#### Excerpt to read ####

Rob (1939 – 18 January 1952) was a Collie dog who in February 1945 was awarded the Dickin Medal, considered to be the animals' Victoria Cross. He was alleged to have made over 20 parachute descents during the North African Campaign, serving with the SAS. However, in 2006, his actions were revealed as being a possible hoax perpetrated by members of his regiment in order to prevent Rob leaving after his original owners requested his return.

Early life and military service
Rob was a working dog on a farm in Shropshire until 1942, when his owners, Basil and Heather Bayne, enlisted him as a war dog. Assigned to the Special Air Service at the base in Wivenhoe Park, Essex, Rob's official designation was war dog No 471/322. He was used as a messenger and a guard dog.

Dickin Medal
Rob received his medal in London on 3 February 1945.  The citation read "For service including 20 parachute jumps while serving with Infantry in North Africa and SAS Regiment in Italy." Rob won other medals for bravery, including an RSPCA silver medal.  The Dickin Medal is often referred to as the animal metaphorical equivalent of the Victoria Cross.

Hoax
According to Quentin Hughes' autobiographical account of his time in the 2nd SAS, Who Cares Who Wins?, the actions which led to Rob's Dickin Medal were in fact a hoax. He reported that instead of completing parachute drops as reported, the dog acted as a companion to the regiment quartermaster, Tom Burt.

#### Dataset excerpts ####

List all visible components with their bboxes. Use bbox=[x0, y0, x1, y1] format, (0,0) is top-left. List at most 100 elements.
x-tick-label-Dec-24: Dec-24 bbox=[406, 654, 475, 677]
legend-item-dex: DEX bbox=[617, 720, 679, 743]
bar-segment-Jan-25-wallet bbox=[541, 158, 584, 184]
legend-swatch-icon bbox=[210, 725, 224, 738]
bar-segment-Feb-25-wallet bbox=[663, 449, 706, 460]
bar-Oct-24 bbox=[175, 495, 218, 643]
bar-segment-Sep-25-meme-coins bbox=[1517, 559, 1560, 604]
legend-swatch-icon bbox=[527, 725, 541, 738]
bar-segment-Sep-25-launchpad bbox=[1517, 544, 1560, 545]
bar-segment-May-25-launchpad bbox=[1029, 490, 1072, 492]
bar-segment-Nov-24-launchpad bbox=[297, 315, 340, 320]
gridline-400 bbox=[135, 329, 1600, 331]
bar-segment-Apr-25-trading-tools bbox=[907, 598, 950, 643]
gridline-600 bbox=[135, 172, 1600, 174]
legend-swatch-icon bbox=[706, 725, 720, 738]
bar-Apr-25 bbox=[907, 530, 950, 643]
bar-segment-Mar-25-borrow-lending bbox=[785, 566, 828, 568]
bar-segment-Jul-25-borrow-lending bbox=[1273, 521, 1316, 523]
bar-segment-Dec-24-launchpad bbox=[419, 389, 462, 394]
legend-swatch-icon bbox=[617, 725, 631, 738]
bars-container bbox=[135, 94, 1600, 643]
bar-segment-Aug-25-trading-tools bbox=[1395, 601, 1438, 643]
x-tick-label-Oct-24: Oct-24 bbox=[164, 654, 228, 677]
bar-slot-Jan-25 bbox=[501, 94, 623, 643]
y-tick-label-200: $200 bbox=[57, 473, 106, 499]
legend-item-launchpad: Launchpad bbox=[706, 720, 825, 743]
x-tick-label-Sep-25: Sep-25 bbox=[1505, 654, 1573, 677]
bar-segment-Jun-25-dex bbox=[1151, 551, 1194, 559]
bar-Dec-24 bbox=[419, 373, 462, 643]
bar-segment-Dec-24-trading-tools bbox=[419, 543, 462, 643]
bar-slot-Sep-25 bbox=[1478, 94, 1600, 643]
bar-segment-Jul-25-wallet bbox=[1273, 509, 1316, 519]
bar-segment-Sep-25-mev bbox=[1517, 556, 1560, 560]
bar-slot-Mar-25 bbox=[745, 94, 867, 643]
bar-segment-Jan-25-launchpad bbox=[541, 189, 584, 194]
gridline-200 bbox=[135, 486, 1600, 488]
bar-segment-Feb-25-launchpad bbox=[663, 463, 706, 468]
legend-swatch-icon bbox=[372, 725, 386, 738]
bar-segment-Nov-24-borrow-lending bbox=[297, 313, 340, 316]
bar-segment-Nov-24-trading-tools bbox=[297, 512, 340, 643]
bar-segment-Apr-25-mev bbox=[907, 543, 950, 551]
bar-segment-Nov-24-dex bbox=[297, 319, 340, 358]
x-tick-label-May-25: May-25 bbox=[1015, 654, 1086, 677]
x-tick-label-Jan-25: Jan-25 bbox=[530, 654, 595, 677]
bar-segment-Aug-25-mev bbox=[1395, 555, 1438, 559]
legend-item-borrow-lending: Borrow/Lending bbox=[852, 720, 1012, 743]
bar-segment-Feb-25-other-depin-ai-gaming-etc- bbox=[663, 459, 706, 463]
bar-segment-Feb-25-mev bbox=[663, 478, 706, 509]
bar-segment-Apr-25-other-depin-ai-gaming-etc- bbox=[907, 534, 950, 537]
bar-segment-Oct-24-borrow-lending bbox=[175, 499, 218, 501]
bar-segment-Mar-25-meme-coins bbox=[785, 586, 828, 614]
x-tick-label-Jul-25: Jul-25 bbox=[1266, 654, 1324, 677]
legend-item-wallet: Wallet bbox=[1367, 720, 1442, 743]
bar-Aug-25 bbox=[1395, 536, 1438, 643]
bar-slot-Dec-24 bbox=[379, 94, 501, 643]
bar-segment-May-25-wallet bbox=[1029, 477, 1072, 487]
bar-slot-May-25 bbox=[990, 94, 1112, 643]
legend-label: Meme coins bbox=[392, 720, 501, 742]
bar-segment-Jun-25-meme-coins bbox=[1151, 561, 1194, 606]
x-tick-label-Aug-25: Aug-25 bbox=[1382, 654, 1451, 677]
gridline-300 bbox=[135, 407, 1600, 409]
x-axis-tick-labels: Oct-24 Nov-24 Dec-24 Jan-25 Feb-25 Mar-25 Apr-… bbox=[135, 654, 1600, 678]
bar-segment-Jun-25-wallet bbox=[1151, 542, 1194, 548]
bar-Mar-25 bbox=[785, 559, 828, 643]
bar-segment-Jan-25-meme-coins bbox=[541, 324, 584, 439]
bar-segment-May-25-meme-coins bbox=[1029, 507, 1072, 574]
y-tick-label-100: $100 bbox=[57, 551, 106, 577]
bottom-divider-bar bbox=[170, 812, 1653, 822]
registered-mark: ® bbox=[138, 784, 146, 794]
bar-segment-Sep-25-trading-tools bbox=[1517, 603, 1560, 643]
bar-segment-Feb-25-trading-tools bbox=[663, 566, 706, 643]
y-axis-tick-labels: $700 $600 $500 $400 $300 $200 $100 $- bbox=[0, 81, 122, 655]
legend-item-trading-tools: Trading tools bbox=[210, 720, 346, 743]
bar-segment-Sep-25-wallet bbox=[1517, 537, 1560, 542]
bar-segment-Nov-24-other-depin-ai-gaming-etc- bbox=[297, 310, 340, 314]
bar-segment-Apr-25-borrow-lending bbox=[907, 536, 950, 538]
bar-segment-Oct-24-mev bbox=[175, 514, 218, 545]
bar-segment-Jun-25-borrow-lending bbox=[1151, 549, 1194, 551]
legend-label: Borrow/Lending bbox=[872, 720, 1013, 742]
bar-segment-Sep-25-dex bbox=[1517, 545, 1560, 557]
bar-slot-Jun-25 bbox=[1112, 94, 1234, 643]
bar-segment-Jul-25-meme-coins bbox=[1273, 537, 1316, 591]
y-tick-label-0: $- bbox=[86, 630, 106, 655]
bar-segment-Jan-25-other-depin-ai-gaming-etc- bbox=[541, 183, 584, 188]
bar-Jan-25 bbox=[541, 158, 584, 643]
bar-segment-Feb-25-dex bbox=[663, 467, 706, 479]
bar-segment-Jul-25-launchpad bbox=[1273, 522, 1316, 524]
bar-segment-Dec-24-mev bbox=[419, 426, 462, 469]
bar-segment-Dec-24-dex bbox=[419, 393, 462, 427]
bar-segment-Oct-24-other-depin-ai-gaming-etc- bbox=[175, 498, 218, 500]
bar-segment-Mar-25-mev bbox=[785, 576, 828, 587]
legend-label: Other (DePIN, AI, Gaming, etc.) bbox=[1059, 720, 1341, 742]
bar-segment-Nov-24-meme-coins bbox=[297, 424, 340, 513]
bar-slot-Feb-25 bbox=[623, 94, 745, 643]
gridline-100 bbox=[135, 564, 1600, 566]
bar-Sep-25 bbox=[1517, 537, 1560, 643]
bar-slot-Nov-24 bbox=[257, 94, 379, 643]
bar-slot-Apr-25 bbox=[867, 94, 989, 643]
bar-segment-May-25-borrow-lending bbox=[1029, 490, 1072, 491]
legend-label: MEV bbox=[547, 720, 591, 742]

####
#### Dataset excerpts ####

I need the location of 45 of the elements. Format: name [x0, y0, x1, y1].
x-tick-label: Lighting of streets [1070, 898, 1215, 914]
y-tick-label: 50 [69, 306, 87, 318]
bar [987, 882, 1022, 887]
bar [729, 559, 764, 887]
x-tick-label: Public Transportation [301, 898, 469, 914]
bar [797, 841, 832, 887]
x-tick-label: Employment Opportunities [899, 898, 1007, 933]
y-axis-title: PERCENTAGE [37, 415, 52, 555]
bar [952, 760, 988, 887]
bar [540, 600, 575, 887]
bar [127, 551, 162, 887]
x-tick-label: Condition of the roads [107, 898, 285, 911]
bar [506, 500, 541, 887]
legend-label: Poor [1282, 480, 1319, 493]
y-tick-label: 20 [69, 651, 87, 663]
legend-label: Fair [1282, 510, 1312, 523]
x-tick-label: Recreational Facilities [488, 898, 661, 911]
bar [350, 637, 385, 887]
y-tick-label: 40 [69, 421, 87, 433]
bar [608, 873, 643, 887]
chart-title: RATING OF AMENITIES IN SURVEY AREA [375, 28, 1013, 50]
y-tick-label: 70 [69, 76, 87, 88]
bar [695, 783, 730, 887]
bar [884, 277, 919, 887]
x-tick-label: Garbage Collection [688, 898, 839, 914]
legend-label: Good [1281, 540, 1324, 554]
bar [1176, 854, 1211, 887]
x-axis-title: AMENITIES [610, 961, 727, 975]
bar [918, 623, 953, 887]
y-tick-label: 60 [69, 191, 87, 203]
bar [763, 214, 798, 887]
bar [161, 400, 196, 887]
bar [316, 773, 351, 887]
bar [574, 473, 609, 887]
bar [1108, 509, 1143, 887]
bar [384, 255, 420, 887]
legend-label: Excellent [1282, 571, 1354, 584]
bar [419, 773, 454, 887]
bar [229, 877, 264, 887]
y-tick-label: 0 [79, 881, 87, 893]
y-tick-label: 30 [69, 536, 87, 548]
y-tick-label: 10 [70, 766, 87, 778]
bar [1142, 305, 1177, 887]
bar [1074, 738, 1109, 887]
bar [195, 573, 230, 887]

####
#### Dataset excerpts ####

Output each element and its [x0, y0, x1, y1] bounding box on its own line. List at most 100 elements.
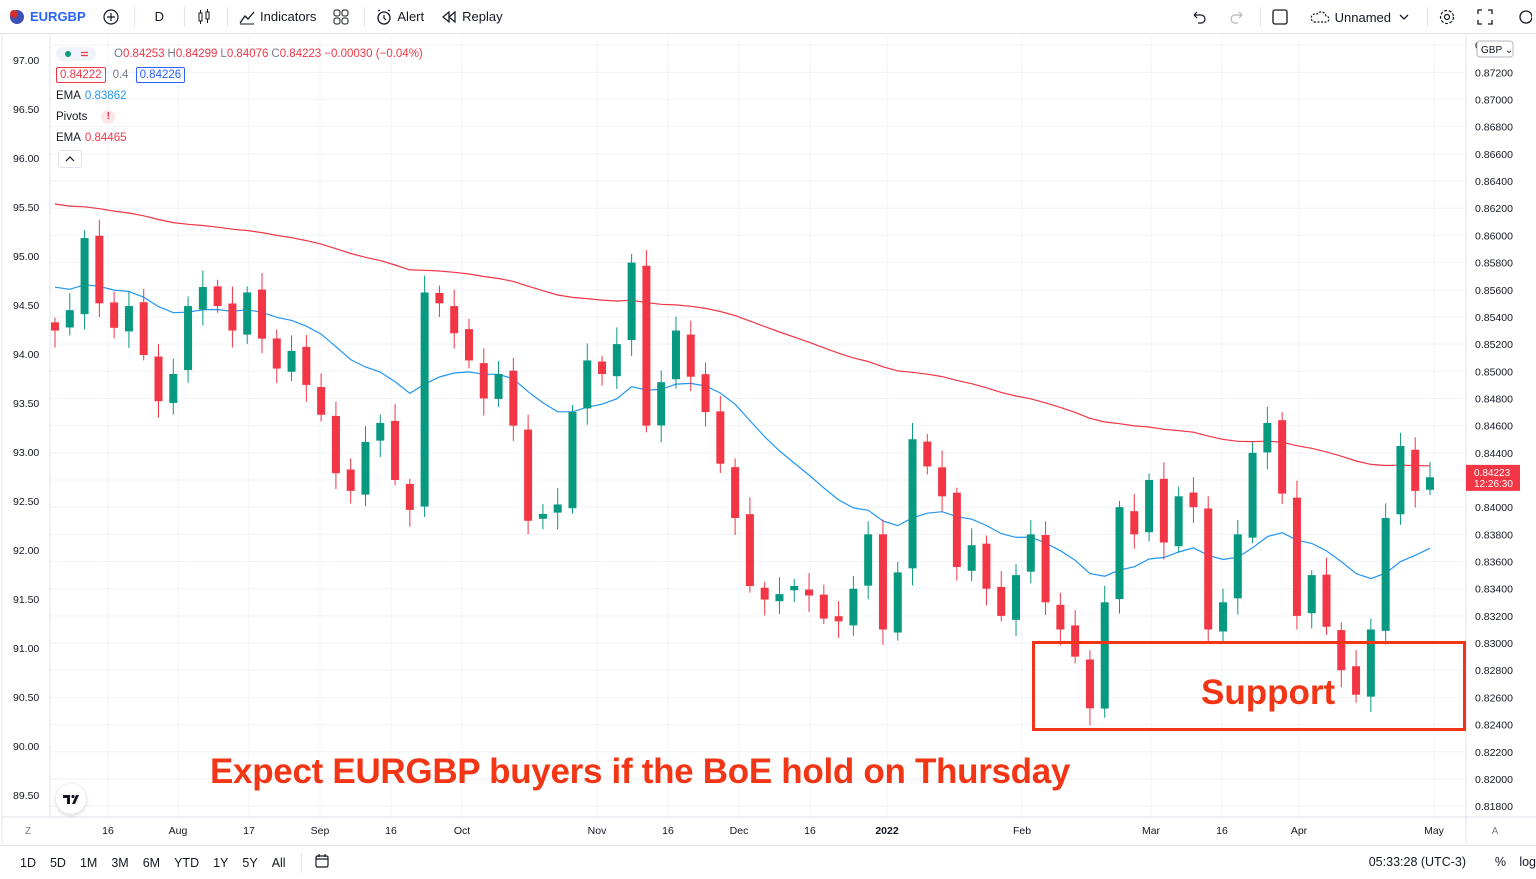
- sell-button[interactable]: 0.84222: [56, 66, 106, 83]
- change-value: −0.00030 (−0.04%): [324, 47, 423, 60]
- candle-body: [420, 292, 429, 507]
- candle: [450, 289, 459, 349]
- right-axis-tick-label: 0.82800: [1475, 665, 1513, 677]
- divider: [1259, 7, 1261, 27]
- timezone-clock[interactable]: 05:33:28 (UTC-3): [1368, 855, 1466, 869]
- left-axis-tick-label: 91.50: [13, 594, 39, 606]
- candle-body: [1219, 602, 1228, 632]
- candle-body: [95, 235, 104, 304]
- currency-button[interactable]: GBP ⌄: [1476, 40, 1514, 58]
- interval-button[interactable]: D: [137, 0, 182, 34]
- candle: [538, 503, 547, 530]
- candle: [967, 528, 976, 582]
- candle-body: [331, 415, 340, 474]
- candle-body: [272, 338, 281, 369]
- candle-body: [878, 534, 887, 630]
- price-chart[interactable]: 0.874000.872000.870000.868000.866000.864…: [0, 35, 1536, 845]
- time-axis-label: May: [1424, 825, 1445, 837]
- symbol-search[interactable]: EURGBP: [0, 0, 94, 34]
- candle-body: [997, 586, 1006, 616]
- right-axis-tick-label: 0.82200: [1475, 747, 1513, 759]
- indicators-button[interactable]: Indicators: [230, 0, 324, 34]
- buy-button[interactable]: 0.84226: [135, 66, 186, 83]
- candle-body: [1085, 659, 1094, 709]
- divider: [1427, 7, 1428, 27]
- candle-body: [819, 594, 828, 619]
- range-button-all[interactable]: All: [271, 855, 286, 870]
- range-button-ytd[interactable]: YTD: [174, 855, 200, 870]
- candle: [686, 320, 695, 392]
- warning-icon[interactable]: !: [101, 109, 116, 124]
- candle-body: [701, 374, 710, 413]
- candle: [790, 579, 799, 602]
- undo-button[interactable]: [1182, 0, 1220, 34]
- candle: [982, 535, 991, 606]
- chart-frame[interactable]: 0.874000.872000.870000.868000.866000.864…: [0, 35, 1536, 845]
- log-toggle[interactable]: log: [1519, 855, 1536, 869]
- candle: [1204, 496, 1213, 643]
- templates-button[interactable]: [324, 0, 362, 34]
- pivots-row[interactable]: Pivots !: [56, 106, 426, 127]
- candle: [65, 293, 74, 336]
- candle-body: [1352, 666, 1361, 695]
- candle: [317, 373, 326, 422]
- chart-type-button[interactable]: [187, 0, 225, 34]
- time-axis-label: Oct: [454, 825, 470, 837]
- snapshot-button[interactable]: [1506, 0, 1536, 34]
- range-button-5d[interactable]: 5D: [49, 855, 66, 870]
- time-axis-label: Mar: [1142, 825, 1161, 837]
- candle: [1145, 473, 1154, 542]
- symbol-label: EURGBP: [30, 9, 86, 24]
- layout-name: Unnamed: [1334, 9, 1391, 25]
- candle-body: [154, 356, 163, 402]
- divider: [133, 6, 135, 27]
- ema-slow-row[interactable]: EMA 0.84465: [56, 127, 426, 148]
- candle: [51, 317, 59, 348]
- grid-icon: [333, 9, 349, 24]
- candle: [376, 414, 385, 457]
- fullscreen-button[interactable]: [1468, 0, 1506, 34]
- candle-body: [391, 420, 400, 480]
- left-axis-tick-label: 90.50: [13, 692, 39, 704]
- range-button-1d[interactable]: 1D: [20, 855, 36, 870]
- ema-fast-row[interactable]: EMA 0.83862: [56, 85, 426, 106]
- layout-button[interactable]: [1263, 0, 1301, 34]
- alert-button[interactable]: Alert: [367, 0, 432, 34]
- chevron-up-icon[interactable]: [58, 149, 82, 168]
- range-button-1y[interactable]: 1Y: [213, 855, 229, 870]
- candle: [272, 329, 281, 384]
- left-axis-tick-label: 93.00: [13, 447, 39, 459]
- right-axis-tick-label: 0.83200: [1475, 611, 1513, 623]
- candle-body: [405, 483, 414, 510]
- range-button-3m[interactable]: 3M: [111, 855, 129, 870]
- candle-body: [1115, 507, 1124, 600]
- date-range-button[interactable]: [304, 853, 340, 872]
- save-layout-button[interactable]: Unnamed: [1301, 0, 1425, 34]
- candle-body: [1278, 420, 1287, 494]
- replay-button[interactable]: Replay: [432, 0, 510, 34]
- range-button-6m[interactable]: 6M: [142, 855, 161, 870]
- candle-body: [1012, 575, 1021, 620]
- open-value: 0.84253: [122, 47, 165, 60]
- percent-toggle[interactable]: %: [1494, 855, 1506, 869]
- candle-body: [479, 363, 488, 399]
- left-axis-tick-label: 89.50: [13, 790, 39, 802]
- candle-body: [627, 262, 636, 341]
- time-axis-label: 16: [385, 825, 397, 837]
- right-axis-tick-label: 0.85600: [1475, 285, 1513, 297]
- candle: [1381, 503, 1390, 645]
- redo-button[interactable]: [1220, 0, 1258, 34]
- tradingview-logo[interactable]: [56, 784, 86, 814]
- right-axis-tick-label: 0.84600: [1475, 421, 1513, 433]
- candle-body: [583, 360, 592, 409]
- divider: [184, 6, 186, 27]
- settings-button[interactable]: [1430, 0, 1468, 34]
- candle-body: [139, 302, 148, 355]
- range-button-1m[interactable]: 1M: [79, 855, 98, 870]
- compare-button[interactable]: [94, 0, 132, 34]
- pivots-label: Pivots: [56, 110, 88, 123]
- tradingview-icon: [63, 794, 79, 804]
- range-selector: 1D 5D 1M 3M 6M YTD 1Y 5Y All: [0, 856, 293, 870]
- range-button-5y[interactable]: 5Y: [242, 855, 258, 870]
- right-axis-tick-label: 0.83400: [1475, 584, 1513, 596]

####

**What to work on:**
a: Summarize the text about Rob the war dog in two sentences.
b: Copy word for word the part of the text about Rob the war dog running from "Rob (1939 –" down to "a guard dog.".

**Task-by-task outputs:**
a: Rob, a Collie enlisted as a war dog in 1942 and used by the Special Air Service as a messenger and guard dog, received the Dickin Medal in London on 3 February 1945 for service including 20 parachute jumps. Quentin Hughes' autobiographical account, however, calls those actions a hoax, reporting that Rob instead acted as a companion to the regiment quartermaster, Tom Burt.

b:
Rob (1939 – 18 January 1952) was a Collie dog who in February 1945 was awarded the Dickin Medal, considered to be the animals' Victoria Cross. He was alleged to have made over 20 parachute descents during the North African Campaign, serving with the SAS. However, in 2006, his actions were revealed as being a possible hoax perpetrated by members of his regiment in order to prevent Rob leaving after his original owners requested his return.

Early life and military service
Rob was a working dog on a farm in Shropshire until 1942, when his owners, Basil and Heather Bayne, enlisted him as a war dog. Assigned to the Special Air Service at the base in Wivenhoe Park, Essex, Rob's official designation was war dog No 471/322. He was used as a messenger and a guard dog.